# DATA
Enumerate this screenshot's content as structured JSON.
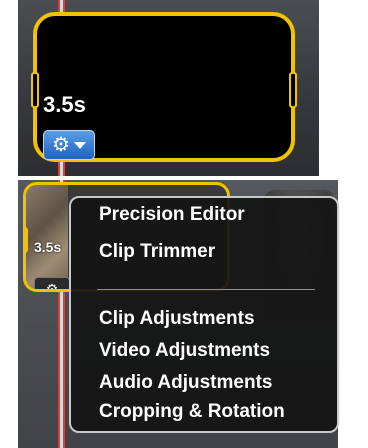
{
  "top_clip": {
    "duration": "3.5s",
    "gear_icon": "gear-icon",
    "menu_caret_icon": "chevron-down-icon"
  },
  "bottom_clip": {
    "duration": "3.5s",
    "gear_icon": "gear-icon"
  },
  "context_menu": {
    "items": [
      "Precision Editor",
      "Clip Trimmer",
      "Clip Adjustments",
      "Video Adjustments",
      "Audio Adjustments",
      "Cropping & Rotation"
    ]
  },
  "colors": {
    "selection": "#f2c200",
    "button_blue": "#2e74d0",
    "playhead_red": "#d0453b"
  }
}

# WHAT THE TASK ASKS
Copy out each line in the listing that has the word "Adjustments".

# EXERCISE RESPONSE
      "Clip Adjustments",
      "Video Adjustments",
      "Audio Adjustments",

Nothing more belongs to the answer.